* Begin Task inputs *
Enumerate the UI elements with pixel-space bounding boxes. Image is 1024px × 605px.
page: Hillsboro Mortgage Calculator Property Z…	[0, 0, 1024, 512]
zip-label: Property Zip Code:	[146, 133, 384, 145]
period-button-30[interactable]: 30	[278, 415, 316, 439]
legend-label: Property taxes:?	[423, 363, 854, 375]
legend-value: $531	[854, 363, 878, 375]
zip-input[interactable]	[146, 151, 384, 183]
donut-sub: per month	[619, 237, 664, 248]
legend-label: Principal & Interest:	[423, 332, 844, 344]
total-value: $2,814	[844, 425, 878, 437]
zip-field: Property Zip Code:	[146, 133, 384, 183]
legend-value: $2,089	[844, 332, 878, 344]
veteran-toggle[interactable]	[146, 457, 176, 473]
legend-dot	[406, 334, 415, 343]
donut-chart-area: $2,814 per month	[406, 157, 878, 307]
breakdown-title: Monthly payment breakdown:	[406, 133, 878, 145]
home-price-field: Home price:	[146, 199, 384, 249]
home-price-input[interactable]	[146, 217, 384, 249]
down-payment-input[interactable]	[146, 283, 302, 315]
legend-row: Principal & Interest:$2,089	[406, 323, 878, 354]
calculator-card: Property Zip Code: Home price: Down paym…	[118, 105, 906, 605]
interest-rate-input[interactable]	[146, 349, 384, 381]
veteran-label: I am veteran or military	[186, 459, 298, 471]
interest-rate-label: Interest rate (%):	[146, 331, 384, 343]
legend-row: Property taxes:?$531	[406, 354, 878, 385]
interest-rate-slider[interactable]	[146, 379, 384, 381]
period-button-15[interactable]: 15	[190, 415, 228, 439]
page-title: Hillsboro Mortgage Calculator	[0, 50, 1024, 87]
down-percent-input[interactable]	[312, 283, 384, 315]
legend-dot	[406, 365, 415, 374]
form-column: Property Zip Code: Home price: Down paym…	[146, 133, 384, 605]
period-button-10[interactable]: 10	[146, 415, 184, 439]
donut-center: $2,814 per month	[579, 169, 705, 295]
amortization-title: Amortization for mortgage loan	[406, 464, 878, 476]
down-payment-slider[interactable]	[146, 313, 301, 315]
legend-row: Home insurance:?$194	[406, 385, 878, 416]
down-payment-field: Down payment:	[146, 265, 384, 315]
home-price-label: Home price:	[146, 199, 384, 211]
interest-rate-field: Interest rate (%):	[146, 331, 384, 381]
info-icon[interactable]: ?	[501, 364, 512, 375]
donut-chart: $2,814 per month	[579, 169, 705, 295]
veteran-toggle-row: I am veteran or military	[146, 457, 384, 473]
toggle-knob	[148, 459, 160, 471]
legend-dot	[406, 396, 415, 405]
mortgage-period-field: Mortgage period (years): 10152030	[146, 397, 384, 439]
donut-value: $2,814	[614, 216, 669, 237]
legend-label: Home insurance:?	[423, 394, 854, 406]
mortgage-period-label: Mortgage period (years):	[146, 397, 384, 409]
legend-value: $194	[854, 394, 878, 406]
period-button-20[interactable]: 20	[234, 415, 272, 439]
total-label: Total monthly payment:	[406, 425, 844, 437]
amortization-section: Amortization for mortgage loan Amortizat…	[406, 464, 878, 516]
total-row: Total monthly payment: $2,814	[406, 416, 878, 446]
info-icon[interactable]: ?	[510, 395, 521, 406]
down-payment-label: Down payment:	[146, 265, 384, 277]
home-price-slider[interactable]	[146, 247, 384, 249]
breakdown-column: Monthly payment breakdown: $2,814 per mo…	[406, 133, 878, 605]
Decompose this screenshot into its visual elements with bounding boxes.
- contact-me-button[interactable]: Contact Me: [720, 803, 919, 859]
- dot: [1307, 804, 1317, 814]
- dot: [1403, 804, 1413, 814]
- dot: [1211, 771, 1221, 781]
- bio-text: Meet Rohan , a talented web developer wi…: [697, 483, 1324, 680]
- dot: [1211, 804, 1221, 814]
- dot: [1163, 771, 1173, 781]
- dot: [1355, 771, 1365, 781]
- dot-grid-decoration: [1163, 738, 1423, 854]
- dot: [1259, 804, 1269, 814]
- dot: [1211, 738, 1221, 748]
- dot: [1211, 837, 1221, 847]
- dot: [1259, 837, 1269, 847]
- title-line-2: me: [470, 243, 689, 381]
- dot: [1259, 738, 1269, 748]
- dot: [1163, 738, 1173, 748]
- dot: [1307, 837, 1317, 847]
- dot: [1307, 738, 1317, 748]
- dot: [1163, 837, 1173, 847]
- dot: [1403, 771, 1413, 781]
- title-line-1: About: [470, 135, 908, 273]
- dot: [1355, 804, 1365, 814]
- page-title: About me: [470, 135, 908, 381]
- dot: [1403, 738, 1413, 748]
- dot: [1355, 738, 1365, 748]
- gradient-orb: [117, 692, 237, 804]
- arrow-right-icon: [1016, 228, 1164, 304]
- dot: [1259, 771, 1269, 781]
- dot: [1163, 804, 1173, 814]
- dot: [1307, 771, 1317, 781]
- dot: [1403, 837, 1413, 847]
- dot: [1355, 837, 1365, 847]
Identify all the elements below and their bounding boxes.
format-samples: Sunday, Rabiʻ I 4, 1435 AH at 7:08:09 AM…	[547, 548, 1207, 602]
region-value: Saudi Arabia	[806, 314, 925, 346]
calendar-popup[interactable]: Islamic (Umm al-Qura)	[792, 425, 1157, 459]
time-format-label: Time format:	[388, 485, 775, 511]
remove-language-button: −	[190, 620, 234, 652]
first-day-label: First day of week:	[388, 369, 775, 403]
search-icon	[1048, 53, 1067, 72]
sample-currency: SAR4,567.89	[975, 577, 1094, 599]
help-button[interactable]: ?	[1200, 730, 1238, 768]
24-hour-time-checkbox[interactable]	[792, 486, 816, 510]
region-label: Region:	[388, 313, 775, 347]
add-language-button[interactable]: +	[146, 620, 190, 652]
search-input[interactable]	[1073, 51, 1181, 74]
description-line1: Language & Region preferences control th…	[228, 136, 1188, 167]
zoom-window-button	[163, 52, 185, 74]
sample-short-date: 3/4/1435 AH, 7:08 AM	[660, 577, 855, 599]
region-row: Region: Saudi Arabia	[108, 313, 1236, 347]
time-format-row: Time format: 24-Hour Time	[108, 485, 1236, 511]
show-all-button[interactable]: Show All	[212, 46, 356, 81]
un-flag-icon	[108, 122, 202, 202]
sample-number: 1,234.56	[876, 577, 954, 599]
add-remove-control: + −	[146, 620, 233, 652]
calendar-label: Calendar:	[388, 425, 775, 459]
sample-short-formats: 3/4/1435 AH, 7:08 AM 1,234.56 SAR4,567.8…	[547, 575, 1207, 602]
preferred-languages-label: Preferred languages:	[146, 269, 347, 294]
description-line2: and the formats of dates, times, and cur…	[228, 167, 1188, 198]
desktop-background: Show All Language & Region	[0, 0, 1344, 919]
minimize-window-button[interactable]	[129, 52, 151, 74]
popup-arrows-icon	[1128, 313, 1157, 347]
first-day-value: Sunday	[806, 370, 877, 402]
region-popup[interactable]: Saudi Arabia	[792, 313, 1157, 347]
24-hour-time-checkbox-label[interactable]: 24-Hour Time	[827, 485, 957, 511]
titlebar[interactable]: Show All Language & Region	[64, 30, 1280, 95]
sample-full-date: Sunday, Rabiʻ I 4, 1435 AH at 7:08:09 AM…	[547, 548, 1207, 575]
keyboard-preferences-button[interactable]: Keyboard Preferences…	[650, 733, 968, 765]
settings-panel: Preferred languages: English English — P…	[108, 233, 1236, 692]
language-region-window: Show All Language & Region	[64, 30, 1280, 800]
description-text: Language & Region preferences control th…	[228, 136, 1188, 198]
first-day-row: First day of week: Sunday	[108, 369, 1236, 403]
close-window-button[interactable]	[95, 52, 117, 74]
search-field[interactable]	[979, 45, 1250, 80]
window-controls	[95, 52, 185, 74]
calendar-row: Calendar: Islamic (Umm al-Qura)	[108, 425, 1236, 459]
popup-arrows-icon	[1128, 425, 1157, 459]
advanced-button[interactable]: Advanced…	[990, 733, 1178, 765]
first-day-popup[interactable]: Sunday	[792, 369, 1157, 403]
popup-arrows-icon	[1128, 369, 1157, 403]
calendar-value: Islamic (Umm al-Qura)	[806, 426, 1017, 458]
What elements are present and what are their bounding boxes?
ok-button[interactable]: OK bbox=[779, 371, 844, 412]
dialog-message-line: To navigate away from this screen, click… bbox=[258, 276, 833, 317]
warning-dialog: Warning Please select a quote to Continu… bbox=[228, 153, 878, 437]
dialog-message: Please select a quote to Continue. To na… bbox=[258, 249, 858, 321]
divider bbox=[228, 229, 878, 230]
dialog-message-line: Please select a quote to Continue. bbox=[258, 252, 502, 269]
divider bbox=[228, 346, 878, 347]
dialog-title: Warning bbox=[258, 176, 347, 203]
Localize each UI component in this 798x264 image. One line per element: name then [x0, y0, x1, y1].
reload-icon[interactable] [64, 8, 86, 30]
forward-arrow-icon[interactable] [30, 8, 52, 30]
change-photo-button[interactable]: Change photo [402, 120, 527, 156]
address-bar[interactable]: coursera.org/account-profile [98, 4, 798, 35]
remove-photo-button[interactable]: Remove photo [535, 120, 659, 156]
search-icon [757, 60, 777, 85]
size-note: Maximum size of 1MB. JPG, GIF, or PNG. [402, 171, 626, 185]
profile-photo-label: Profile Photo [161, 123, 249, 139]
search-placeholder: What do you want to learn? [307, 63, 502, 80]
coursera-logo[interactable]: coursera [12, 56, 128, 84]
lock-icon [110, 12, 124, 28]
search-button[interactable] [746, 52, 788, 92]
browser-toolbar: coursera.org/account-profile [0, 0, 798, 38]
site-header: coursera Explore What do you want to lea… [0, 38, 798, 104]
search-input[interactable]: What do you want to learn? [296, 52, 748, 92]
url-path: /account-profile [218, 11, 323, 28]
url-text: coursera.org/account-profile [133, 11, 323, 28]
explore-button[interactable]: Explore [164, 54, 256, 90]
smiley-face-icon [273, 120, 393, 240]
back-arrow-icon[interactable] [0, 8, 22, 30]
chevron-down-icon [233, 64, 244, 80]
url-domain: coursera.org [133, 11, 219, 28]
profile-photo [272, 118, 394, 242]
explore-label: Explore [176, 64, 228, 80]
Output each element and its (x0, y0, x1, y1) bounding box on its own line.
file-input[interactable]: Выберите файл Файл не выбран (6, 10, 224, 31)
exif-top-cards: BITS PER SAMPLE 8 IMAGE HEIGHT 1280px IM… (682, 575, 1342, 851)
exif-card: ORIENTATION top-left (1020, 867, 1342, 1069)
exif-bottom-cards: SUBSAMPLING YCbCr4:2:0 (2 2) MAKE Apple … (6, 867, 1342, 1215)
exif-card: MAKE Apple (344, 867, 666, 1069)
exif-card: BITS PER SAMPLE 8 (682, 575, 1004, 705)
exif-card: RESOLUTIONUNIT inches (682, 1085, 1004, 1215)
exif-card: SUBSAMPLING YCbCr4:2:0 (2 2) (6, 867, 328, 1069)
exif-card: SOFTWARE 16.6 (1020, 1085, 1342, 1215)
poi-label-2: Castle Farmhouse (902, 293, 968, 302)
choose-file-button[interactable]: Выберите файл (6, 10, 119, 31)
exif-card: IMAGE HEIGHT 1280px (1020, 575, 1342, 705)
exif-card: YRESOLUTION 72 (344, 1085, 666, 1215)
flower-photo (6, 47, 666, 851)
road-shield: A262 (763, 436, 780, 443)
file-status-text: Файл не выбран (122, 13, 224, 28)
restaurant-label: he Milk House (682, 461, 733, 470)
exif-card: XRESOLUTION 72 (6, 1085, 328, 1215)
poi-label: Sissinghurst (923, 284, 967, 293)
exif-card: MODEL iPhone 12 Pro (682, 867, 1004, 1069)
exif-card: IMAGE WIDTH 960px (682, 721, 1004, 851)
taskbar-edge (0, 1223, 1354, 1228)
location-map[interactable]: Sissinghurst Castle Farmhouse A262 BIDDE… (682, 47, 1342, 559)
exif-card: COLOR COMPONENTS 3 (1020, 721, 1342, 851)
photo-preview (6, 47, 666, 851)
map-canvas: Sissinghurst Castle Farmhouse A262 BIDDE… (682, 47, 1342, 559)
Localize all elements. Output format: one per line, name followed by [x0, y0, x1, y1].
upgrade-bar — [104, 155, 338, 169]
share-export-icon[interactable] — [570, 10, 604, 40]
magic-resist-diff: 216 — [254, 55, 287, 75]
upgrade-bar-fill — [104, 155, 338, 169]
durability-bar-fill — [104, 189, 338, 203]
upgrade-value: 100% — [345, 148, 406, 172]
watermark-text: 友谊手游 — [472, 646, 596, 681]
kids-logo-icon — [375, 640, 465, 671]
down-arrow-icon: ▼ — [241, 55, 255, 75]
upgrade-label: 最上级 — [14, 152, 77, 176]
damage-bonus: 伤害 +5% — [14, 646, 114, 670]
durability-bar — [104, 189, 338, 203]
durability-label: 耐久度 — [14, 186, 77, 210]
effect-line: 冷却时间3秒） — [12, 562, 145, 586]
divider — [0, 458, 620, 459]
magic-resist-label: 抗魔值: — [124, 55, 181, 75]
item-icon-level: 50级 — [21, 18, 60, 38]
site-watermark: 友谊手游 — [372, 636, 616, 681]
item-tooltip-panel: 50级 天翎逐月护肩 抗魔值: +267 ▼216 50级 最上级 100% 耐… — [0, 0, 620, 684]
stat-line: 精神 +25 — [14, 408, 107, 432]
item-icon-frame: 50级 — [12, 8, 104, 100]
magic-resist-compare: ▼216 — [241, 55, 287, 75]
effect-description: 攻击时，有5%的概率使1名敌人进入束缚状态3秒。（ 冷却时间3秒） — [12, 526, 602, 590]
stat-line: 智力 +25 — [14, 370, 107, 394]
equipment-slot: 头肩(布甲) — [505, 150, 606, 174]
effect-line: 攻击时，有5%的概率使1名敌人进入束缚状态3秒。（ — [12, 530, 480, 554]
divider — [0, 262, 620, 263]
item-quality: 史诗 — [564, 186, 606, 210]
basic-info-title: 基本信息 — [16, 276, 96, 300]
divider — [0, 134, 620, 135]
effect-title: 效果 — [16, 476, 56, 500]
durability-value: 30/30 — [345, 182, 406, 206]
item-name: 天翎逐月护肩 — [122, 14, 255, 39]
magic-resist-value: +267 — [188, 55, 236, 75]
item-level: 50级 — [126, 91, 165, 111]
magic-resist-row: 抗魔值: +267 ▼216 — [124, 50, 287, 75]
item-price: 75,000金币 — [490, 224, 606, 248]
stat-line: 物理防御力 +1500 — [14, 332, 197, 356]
* End Task inputs *
## Description of the task
Copy out the material above again, word for word, starting at its first line and ending at the line that contains "349, 384, 381]", with both of those lines included.

## Full output
Enumerate the UI elements with pixel-space bounding boxes. Image is 1024px × 605px.
page: Hillsboro Mortgage Calculator Property Z…	[0, 0, 1024, 512]
zip-label: Property Zip Code:	[146, 133, 384, 145]
period-button-30[interactable]: 30	[278, 415, 316, 439]
legend-label: Property taxes:?	[423, 363, 854, 375]
legend-value: $531	[854, 363, 878, 375]
zip-input[interactable]	[146, 151, 384, 183]
donut-sub: per month	[619, 237, 664, 248]
legend-label: Principal & Interest:	[423, 332, 844, 344]
total-value: $2,814	[844, 425, 878, 437]
zip-field: Property Zip Code:	[146, 133, 384, 183]
legend-value: $2,089	[844, 332, 878, 344]
veteran-toggle[interactable]	[146, 457, 176, 473]
legend-dot	[406, 334, 415, 343]
donut-chart-area: $2,814 per month	[406, 157, 878, 307]
breakdown-title: Monthly payment breakdown:	[406, 133, 878, 145]
home-price-field: Home price:	[146, 199, 384, 249]
home-price-input[interactable]	[146, 217, 384, 249]
down-payment-input[interactable]	[146, 283, 302, 315]
legend-row: Principal & Interest:$2,089	[406, 323, 878, 354]
calculator-card: Property Zip Code: Home price: Down paym…	[118, 105, 906, 605]
interest-rate-input[interactable]	[146, 349, 384, 381]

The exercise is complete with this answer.